◆ DIRECTION:
Say how many lines in the data below contain the word "bitcoin", and give no other text.

:::::

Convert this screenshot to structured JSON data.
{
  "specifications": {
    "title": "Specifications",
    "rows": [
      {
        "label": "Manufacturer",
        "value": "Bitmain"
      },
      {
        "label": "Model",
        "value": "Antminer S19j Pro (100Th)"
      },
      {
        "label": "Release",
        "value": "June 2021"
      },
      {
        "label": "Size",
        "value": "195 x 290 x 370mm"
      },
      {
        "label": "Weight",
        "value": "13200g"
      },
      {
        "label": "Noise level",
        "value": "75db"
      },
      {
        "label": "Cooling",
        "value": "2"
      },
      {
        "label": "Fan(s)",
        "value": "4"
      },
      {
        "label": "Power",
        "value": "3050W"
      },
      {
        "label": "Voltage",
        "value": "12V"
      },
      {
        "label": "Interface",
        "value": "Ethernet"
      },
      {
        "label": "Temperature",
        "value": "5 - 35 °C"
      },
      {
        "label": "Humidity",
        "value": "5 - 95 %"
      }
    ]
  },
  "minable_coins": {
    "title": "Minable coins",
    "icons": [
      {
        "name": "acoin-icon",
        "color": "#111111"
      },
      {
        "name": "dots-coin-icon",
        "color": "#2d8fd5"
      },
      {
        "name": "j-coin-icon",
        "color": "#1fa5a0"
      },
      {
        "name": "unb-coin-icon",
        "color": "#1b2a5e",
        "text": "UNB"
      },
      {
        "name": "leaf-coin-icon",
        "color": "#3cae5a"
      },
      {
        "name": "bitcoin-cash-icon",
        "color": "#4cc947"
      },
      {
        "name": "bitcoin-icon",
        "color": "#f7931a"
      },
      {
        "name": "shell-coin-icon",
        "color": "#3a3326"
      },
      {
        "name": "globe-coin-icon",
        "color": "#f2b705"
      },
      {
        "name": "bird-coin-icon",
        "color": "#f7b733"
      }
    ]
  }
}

:::::

◆ RESULT:
2